Required task
List all lines in the material below that contain "сент".

Record excerpts
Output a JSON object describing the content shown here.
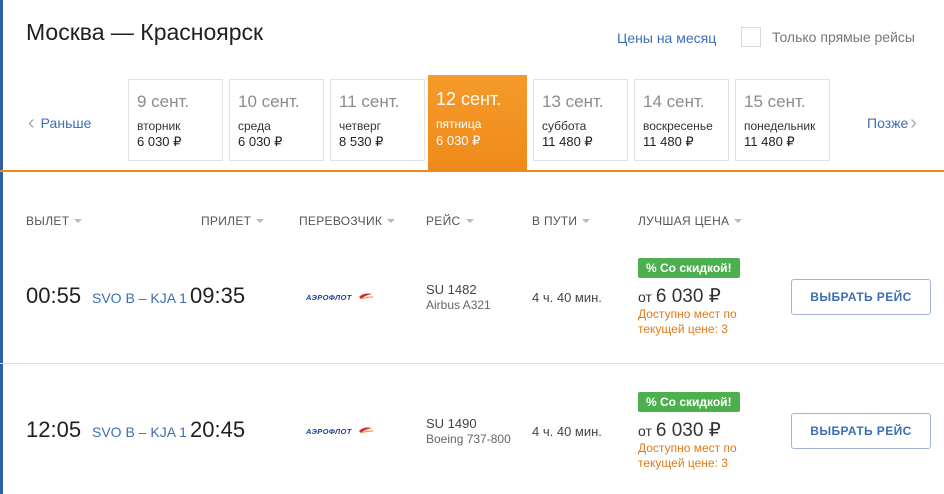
{
  "header": {
    "title": "Москва — Красноярск",
    "month_prices_link": "Цены на месяц",
    "direct_only_label": "Только прямые рейсы"
  },
  "date_nav": {
    "prev_label": "Раньше",
    "next_label": "Позже",
    "days": [
      {
        "date": "9 сент.",
        "weekday": "вторник",
        "price": "6 030 ₽",
        "active": false
      },
      {
        "date": "10 сент.",
        "weekday": "среда",
        "price": "6 030 ₽",
        "active": false
      },
      {
        "date": "11 сент.",
        "weekday": "четверг",
        "price": "8 530 ₽",
        "active": false
      },
      {
        "date": "12 сент.",
        "weekday": "пятница",
        "price": "6 030 ₽",
        "active": true
      },
      {
        "date": "13 сент.",
        "weekday": "суббота",
        "price": "11 480 ₽",
        "active": false
      },
      {
        "date": "14 сент.",
        "weekday": "воскресенье",
        "price": "11 480 ₽",
        "active": false
      },
      {
        "date": "15 сент.",
        "weekday": "понедельник",
        "price": "11 480 ₽",
        "active": false
      }
    ]
  },
  "columns": {
    "departure": "ВЫЛЕТ",
    "arrival": "ПРИЛЕТ",
    "carrier": "ПЕРЕВОЗЧИК",
    "flight": "РЕЙС",
    "duration": "В ПУТИ",
    "best_price": "ЛУЧШАЯ ЦЕНА"
  },
  "flights": [
    {
      "dep_time": "00:55",
      "airports": "SVO B – KJA 1",
      "arr_time": "09:35",
      "carrier_logo": "АЭРОФЛОТ",
      "flight_number": "SU 1482",
      "aircraft": "Airbus A321",
      "duration": "4 ч. 40 мин.",
      "badge": "% Со скидкой!",
      "price_prefix": "от",
      "price": "6 030 ₽",
      "seats_note": "Доступно мест по текущей цене: 3",
      "button": "ВЫБРАТЬ РЕЙС"
    },
    {
      "dep_time": "12:05",
      "airports": "SVO B – KJA 1",
      "arr_time": "20:45",
      "carrier_logo": "АЭРОФЛОТ",
      "flight_number": "SU 1490",
      "aircraft": "Boeing 737-800",
      "duration": "4 ч. 40 мин.",
      "badge": "% Со скидкой!",
      "price_prefix": "от",
      "price": "6 030 ₽",
      "seats_note": "Доступно мест по текущей цене: 3",
      "button": "ВЫБРАТЬ РЕЙС"
    }
  ],
  "colors": {
    "accent_orange": "#ef8a1a",
    "link_blue": "#3d6eb4",
    "discount_green": "#4cb04f",
    "seats_orange": "#e27a15"
  }
}
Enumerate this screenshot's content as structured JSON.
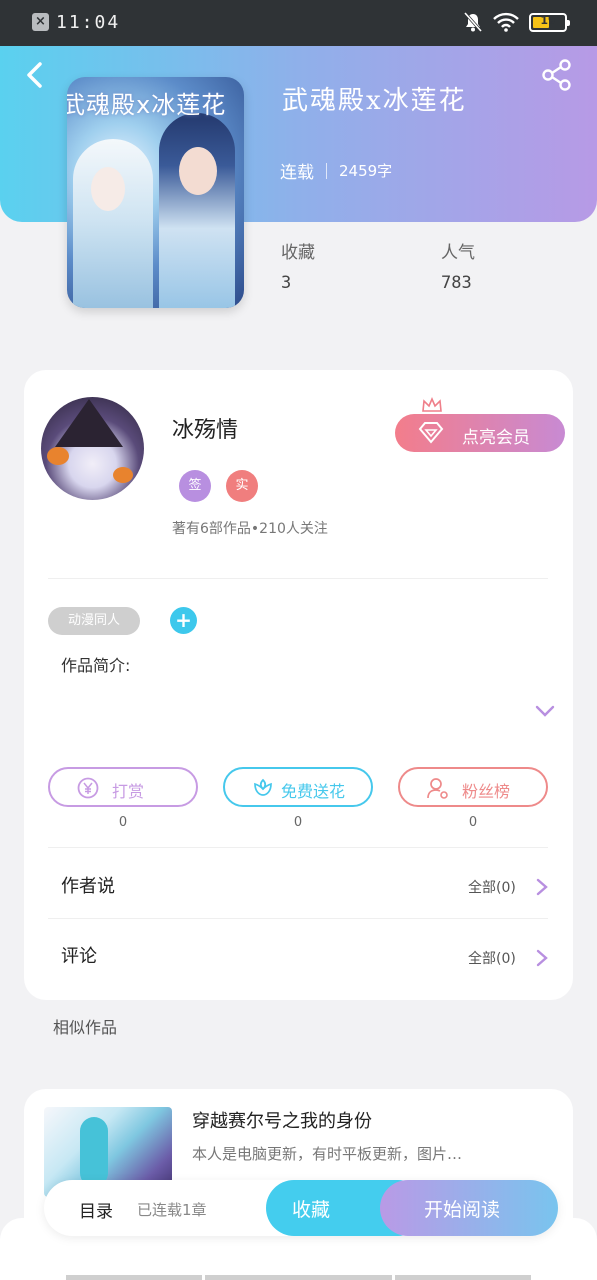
{
  "status_bar": {
    "time": "11:04",
    "battery": "19"
  },
  "book": {
    "title": "武魂殿x冰莲花",
    "cover_text": "武魂殿x冰莲花",
    "status": "连载",
    "word_count": "2459字",
    "stats": [
      {
        "label": "收藏",
        "value": "3"
      },
      {
        "label": "人气",
        "value": "783"
      }
    ]
  },
  "author": {
    "name": "冰殇情",
    "badges": [
      "签",
      "实"
    ],
    "info": "著有6部作品•210人关注",
    "vip_button": "点亮会员"
  },
  "tags": {
    "genre": "动漫同人",
    "add": "+"
  },
  "intro_label": "作品简介:",
  "actions": [
    {
      "label": "打赏",
      "count": "0",
      "color": "#c79be3"
    },
    {
      "label": "免费送花",
      "count": "0",
      "color": "#46c8ec"
    },
    {
      "label": "粉丝榜",
      "count": "0",
      "color": "#ee8a8a"
    }
  ],
  "rows": [
    {
      "label": "作者说",
      "right": "全部(0)"
    },
    {
      "label": "评论",
      "right": "全部(0)"
    }
  ],
  "similar": {
    "section_label": "相似作品",
    "items": [
      {
        "title": "穿越赛尔号之我的身份",
        "desc": "本人是电脑更新，有时平板更新，图片…"
      }
    ]
  },
  "bottom_bar": {
    "toc": "目录",
    "chapters": "已连载1章",
    "favorite": "收藏",
    "read": "开始阅读"
  },
  "colors": {
    "accent_blue": "#44cdee",
    "accent_purple": "#b99ae6",
    "badge_sign": "#b88fe0",
    "badge_real": "#f07e7e"
  }
}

Result of this task
        "date": "9 сент.",
        "date": "10 сент.",
        "date": "11 сент.",
        "date": "12 сент.",
        "date": "13 сент.",
        "date": "14 сент.",
        "date": "15 сент.",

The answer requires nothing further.